Extract the listing below in full, unchanged.

-- BEGIN Information given --

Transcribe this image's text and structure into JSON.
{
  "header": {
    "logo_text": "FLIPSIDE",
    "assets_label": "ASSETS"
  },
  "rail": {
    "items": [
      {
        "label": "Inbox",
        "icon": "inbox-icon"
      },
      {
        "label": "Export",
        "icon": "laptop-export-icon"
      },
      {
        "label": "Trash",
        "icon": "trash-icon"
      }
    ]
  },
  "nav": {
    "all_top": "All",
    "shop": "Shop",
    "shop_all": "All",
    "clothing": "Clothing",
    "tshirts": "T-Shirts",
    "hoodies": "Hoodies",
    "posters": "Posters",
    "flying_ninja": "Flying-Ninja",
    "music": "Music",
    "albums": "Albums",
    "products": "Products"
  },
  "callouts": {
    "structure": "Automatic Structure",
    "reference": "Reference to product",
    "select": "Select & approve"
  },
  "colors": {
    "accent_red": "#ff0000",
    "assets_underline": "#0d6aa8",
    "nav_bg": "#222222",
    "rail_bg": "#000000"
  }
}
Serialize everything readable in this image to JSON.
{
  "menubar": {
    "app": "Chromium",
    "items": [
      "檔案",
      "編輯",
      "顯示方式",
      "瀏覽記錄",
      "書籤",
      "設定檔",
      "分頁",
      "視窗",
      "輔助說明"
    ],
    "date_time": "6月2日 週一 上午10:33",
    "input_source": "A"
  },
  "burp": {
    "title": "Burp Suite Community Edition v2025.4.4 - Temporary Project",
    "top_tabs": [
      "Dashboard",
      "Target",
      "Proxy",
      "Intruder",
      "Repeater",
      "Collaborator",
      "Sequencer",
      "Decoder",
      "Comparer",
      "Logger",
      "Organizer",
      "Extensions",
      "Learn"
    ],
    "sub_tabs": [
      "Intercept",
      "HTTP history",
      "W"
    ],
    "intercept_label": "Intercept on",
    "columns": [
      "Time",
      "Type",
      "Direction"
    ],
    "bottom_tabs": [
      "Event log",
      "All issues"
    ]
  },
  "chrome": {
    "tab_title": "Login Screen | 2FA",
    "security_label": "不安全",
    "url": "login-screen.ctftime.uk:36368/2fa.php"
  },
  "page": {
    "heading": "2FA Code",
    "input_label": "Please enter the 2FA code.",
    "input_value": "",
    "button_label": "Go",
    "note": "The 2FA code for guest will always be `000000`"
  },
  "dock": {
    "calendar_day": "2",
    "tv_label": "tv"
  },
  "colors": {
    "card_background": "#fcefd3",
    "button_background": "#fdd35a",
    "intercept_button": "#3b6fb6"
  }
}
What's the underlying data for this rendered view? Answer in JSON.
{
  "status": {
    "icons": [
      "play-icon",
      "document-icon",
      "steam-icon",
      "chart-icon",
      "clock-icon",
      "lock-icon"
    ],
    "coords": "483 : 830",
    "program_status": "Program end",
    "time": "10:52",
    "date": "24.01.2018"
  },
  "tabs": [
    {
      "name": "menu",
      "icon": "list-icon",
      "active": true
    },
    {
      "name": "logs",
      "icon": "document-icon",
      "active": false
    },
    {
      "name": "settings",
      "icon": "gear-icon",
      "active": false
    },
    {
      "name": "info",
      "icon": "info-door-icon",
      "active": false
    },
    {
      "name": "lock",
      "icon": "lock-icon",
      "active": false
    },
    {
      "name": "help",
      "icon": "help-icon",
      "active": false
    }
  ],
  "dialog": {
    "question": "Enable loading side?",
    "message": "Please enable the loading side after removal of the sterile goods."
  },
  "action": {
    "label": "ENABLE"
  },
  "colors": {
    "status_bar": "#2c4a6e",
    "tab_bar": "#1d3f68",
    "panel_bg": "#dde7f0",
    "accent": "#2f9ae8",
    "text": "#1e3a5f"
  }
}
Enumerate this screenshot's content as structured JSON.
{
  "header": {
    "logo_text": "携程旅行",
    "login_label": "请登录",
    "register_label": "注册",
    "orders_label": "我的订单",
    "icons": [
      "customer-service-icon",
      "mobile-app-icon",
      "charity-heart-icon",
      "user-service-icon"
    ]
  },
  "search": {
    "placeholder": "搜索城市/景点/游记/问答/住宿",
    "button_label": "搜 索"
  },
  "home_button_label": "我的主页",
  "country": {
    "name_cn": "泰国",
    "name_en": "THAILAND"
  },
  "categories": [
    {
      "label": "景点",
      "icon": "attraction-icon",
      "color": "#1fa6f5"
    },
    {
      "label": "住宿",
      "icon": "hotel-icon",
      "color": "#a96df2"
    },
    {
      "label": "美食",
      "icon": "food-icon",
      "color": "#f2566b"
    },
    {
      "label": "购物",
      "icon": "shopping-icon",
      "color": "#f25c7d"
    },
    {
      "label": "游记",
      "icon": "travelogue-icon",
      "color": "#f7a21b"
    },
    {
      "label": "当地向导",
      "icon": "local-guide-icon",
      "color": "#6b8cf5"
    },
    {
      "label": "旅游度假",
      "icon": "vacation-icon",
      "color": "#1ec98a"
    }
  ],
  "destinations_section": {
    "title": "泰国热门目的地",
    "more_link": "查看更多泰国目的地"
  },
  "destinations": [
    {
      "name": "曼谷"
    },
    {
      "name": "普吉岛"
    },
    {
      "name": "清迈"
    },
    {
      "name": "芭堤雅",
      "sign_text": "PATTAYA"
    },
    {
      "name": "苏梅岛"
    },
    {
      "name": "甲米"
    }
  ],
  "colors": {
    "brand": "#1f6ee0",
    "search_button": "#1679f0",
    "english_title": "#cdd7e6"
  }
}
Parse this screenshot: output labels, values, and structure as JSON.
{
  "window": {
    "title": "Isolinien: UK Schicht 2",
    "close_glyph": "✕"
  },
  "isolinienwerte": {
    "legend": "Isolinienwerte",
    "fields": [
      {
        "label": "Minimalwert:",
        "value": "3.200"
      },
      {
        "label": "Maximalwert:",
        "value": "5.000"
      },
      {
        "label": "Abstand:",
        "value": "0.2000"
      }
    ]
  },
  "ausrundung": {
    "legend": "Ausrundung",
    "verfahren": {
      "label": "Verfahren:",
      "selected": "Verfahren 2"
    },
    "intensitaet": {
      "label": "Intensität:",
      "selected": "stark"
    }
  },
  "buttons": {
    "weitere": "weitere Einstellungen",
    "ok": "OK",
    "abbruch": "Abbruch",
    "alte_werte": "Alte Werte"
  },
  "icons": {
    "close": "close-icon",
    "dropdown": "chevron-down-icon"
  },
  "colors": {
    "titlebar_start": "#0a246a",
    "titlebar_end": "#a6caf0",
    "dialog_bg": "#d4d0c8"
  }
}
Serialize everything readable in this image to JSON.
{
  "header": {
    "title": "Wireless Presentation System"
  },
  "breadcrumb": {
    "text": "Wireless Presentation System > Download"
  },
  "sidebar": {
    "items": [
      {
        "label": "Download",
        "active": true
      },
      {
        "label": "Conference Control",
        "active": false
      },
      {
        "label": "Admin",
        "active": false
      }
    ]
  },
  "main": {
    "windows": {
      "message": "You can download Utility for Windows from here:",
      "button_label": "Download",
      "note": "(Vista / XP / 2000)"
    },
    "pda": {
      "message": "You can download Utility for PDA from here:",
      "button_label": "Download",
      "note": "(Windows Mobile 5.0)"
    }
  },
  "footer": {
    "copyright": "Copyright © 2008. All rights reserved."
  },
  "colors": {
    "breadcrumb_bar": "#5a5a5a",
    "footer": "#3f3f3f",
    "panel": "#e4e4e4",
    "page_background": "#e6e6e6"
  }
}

-- END Information given --

Solution for this task:
Transcribe this image's text and structure into JSON.
{
  "header": {
    "logo_text": "FLIPSIDE",
    "assets_label": "ASSETS"
  },
  "rail": {
    "items": [
      {
        "label": "Inbox",
        "icon": "inbox-icon"
      },
      {
        "label": "Export",
        "icon": "laptop-export-icon"
      },
      {
        "label": "Trash",
        "icon": "trash-icon"
      }
    ]
  },
  "nav": {
    "all_top": "All",
    "shop": "Shop",
    "shop_all": "All",
    "clothing": "Clothing",
    "tshirts": "T-Shirts",
    "hoodies": "Hoodies",
    "posters": "Posters",
    "flying_ninja": "Flying-Ninja",
    "music": "Music",
    "albums": "Albums",
    "products": "Products"
  },
  "callouts": {
    "structure": "Automatic Structure",
    "reference": "Reference to product",
    "select": "Select & approve"
  },
  "colors": {
    "accent_red": "#ff0000",
    "assets_underline": "#0d6aa8",
    "nav_bg": "#222222",
    "rail_bg": "#000000"
  }
}
Serialize everything readable in this image to JSON.
{
  "menubar": {
    "app": "Chromium",
    "items": [
      "檔案",
      "編輯",
      "顯示方式",
      "瀏覽記錄",
      "書籤",
      "設定檔",
      "分頁",
      "視窗",
      "輔助說明"
    ],
    "date_time": "6月2日 週一 上午10:33",
    "input_source": "A"
  },
  "burp": {
    "title": "Burp Suite Community Edition v2025.4.4 - Temporary Project",
    "top_tabs": [
      "Dashboard",
      "Target",
      "Proxy",
      "Intruder",
      "Repeater",
      "Collaborator",
      "Sequencer",
      "Decoder",
      "Comparer",
      "Logger",
      "Organizer",
      "Extensions",
      "Learn"
    ],
    "sub_tabs": [
      "Intercept",
      "HTTP history",
      "W"
    ],
    "intercept_label": "Intercept on",
    "columns": [
      "Time",
      "Type",
      "Direction"
    ],
    "bottom_tabs": [
      "Event log",
      "All issues"
    ]
  },
  "chrome": {
    "tab_title": "Login Screen | 2FA",
    "security_label": "不安全",
    "url": "login-screen.ctftime.uk:36368/2fa.php"
  },
  "page": {
    "heading": "2FA Code",
    "input_label": "Please enter the 2FA code.",
    "input_value": "",
    "button_label": "Go",
    "note": "The 2FA code for guest will always be `000000`"
  },
  "dock": {
    "calendar_day": "2",
    "tv_label": "tv"
  },
  "colors": {
    "card_background": "#fcefd3",
    "button_background": "#fdd35a",
    "intercept_button": "#3b6fb6"
  }
}
What's the underlying data for this rendered view? Answer in JSON.
{
  "status": {
    "icons": [
      "play-icon",
      "document-icon",
      "steam-icon",
      "chart-icon",
      "clock-icon",
      "lock-icon"
    ],
    "coords": "483 : 830",
    "program_status": "Program end",
    "time": "10:52",
    "date": "24.01.2018"
  },
  "tabs": [
    {
      "name": "menu",
      "icon": "list-icon",
      "active": true
    },
    {
      "name": "logs",
      "icon": "document-icon",
      "active": false
    },
    {
      "name": "settings",
      "icon": "gear-icon",
      "active": false
    },
    {
      "name": "info",
      "icon": "info-door-icon",
      "active": false
    },
    {
      "name": "lock",
      "icon": "lock-icon",
      "active": false
    },
    {
      "name": "help",
      "icon": "help-icon",
      "active": false
    }
  ],
  "dialog": {
    "question": "Enable loading side?",
    "message": "Please enable the loading side after removal of the sterile goods."
  },
  "action": {
    "label": "ENABLE"
  },
  "colors": {
    "status_bar": "#2c4a6e",
    "tab_bar": "#1d3f68",
    "panel_bg": "#dde7f0",
    "accent": "#2f9ae8",
    "text": "#1e3a5f"
  }
}
Enumerate this screenshot's content as structured JSON.
{
  "header": {
    "logo_text": "携程旅行",
    "login_label": "请登录",
    "register_label": "注册",
    "orders_label": "我的订单",
    "icons": [
      "customer-service-icon",
      "mobile-app-icon",
      "charity-heart-icon",
      "user-service-icon"
    ]
  },
  "search": {
    "placeholder": "搜索城市/景点/游记/问答/住宿",
    "button_label": "搜 索"
  },
  "home_button_label": "我的主页",
  "country": {
    "name_cn": "泰国",
    "name_en": "THAILAND"
  },
  "categories": [
    {
      "label": "景点",
      "icon": "attraction-icon",
      "color": "#1fa6f5"
    },
    {
      "label": "住宿",
      "icon": "hotel-icon",
      "color": "#a96df2"
    },
    {
      "label": "美食",
      "icon": "food-icon",
      "color": "#f2566b"
    },
    {
      "label": "购物",
      "icon": "shopping-icon",
      "color": "#f25c7d"
    },
    {
      "label": "游记",
      "icon": "travelogue-icon",
      "color": "#f7a21b"
    },
    {
      "label": "当地向导",
      "icon": "local-guide-icon",
      "color": "#6b8cf5"
    },
    {
      "label": "旅游度假",
      "icon": "vacation-icon",
      "color": "#1ec98a"
    }
  ],
  "destinations_section": {
    "title": "泰国热门目的地",
    "more_link": "查看更多泰国目的地"
  },
  "destinations": [
    {
      "name": "曼谷"
    },
    {
      "name": "普吉岛"
    },
    {
      "name": "清迈"
    },
    {
      "name": "芭堤雅",
      "sign_text": "PATTAYA"
    },
    {
      "name": "苏梅岛"
    },
    {
      "name": "甲米"
    }
  ],
  "colors": {
    "brand": "#1f6ee0",
    "search_button": "#1679f0",
    "english_title": "#cdd7e6"
  }
}
Parse this screenshot: output labels, values, and structure as JSON.
{
  "window": {
    "title": "Isolinien: UK Schicht 2",
    "close_glyph": "✕"
  },
  "isolinienwerte": {
    "legend": "Isolinienwerte",
    "fields": [
      {
        "label": "Minimalwert:",
        "value": "3.200"
      },
      {
        "label": "Maximalwert:",
        "value": "5.000"
      },
      {
        "label": "Abstand:",
        "value": "0.2000"
      }
    ]
  },
  "ausrundung": {
    "legend": "Ausrundung",
    "verfahren": {
      "label": "Verfahren:",
      "selected": "Verfahren 2"
    },
    "intensitaet": {
      "label": "Intensität:",
      "selected": "stark"
    }
  },
  "buttons": {
    "weitere": "weitere Einstellungen",
    "ok": "OK",
    "abbruch": "Abbruch",
    "alte_werte": "Alte Werte"
  },
  "icons": {
    "close": "close-icon",
    "dropdown": "chevron-down-icon"
  },
  "colors": {
    "titlebar_start": "#0a246a",
    "titlebar_end": "#a6caf0",
    "dialog_bg": "#d4d0c8"
  }
}
Serialize everything readable in this image to JSON.
{
  "header": {
    "title": "Wireless Presentation System"
  },
  "breadcrumb": {
    "text": "Wireless Presentation System > Download"
  },
  "sidebar": {
    "items": [
      {
        "label": "Download",
        "active": true
      },
      {
        "label": "Conference Control",
        "active": false
      },
      {
        "label": "Admin",
        "active": false
      }
    ]
  },
  "main": {
    "windows": {
      "message": "You can download Utility for Windows from here:",
      "button_label": "Download",
      "note": "(Vista / XP / 2000)"
    },
    "pda": {
      "message": "You can download Utility for PDA from here:",
      "button_label": "Download",
      "note": "(Windows Mobile 5.0)"
    }
  },
  "footer": {
    "copyright": "Copyright © 2008. All rights reserved."
  },
  "colors": {
    "breadcrumb_bar": "#5a5a5a",
    "footer": "#3f3f3f",
    "panel": "#e4e4e4",
    "page_background": "#e6e6e6"
  }
}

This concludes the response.